*** Excerpted text ***

A New ChatGPT-Powered Bot Named Satoshi Will Soon Help Crypto Traders

Artificial intelligence could soon be making waves in the cryptocurrency business, though perhaps not in the way you think. Rather than merging the two technologies, San Francisco-based prime broker FalconX plans to put a chatbot in the co-pilot’s seat for investors.

Using technology created by OpenAI, whose ChatGPT program is helping companies like Microsoft rewire online search, FalconX clients will be able pose questions like “What are the three biggest differences between two blockchain platforms?” or “What is the delta between Sharpe ratios for a Bitcoin basis strategy or a Bitcoin hold strategy over a two-week period?” to a bot called Satoshi.

Satoshi–named for Bitcon’s purported founder Satoshi Namakmoto–will also be able to generate investment ideas for users based on their historical trading activity, portfolios and interests, says FalconX CEO Raghu Yarlagadda. Though the technology is very much in its early stages – the current prototype primarily allows users to get customized news summaries akin to traditional ChatGPT responses to user queries, and trading backtesting has only been available for a few weeks – advancement is likely to come quickly.

FalconX is a natural bridge to bring OpenAI’s technology into crypto. Prathab Murugesan, the company’s engineering head spent 2.5 years at Google working on bringing machine-learning technologies, a process by which computers are trained to recognize patterns and anticipate actions, into products such as Gmail and Google docs.

Yarlagadda, began work at Google in 2014 on the current CEO Sundar Pichai’s Chrome OS team. “Sundar said that Google would be a machine-learning company,” says Yarlagadda. “This was a complete and radical departure from the norm, because machine learning had never been operationalized to a scale where you can freely give access to all of these massive products.”

This machine-learning approach was built into FalconX from its start in 2018 because it was the only way to get a clear picture of the market. Therefore, initial uses were focused on banal tasks such as cleaning up market data to sift out fake volume and wash trading, notorious problems in crypto.

However, machine-learning algorithms cannot tell traders what to do next. Yarlagadda says that one can train a computer model to recognize pictures of cats by sharing a library of images with the program. It can become very proficient at distinguishing cats from dogs and even identifying different types of cats, but no matter how many images it sees, it cannot draw one. Taking this analogy one step further, even if this model was trained to recognize dozens of types of animals, it would be unable to perform a task like predicting how a platypus might evolve in 1,000 years in a scenario where ocean temperatures rise 2 degrees.

In trading, this analogy is the equivalent of asking a traditional algorithmic trading model, which likely took a team of developers to code, to build a strategy for circumstances that are yet to happen and maybe customize it to a specific portfolio.

*** End of Excerpted text ***
*** Data extracts ***

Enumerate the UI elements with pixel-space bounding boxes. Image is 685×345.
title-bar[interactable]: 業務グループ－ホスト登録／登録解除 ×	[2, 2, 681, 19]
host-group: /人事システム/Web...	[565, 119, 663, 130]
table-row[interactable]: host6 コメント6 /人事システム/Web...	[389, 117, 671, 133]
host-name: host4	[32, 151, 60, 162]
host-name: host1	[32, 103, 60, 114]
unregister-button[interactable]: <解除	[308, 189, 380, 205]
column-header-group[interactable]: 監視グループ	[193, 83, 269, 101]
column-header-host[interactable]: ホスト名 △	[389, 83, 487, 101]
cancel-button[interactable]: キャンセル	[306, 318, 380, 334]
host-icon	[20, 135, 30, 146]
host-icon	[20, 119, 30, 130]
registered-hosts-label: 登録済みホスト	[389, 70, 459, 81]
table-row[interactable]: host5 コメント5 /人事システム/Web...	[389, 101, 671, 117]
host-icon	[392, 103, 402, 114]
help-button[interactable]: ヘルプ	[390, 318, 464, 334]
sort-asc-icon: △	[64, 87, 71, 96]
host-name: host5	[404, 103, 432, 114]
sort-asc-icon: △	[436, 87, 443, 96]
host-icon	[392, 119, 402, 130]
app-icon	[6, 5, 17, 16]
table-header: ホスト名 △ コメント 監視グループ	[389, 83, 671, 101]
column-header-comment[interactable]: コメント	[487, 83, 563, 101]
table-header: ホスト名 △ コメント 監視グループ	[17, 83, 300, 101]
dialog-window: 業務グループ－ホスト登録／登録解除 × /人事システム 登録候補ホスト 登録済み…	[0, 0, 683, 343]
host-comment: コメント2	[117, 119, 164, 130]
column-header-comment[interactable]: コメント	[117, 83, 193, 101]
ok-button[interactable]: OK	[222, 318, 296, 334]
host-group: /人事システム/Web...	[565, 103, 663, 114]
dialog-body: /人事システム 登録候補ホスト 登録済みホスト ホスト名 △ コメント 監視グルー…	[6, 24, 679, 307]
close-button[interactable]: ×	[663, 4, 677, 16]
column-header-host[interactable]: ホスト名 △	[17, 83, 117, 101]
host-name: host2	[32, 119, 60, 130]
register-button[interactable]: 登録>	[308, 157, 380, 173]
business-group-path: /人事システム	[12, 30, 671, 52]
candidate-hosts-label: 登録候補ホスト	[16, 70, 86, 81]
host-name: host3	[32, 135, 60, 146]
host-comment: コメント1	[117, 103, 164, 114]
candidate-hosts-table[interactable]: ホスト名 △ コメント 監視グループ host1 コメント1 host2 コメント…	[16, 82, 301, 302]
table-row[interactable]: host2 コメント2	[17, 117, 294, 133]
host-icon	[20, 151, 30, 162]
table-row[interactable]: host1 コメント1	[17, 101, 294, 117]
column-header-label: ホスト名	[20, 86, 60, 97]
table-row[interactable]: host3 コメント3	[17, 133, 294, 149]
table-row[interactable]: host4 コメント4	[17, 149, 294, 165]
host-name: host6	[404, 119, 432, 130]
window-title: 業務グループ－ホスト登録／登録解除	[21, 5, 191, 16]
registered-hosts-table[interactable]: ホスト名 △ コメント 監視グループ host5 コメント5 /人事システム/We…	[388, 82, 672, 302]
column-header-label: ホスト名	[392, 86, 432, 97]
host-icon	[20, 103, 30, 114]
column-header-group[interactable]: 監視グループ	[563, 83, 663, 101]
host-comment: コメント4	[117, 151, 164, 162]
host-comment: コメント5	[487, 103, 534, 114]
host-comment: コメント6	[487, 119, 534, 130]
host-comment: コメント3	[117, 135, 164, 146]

*** End of Data extracts ***

◆ **Your tasks**
**a)** Answer these questions using the FalconX article:
(i) In which city is FalconX based?
(ii) How long did Prathab Murugesan spend at Google?
(iii) In what year did FalconX start?
**b)** From the FalconX article, extract word for word the passage starting with "A New ChatGPT-Powered" and going on through "bot called Satoshi.".
**c)** Name every company mentioned in the FalconX article.

◆ **Your written answers**
**a)**
(i) San Francisco
(ii) 2.5 years
(iii) 2018

**b)**
A New ChatGPT-Powered Bot Named Satoshi Will Soon Help Crypto Traders

Artificial intelligence could soon be making waves in the cryptocurrency business, though perhaps not in the way you think. Rather than merging the two technologies, San Francisco-based prime broker FalconX plans to put a chatbot in the co-pilot’s seat for investors.

Using technology created by OpenAI, whose ChatGPT program is helping companies like Microsoft rewire online search, FalconX clients will be able pose questions like “What are the three biggest differences between two blockchain platforms?” or “What is the delta between Sharpe ratios for a Bitcoin basis strategy or a Bitcoin hold strategy over a two-week period?” to a bot called Satoshi.

**c)** FalconX, OpenAI, Microsoft, Google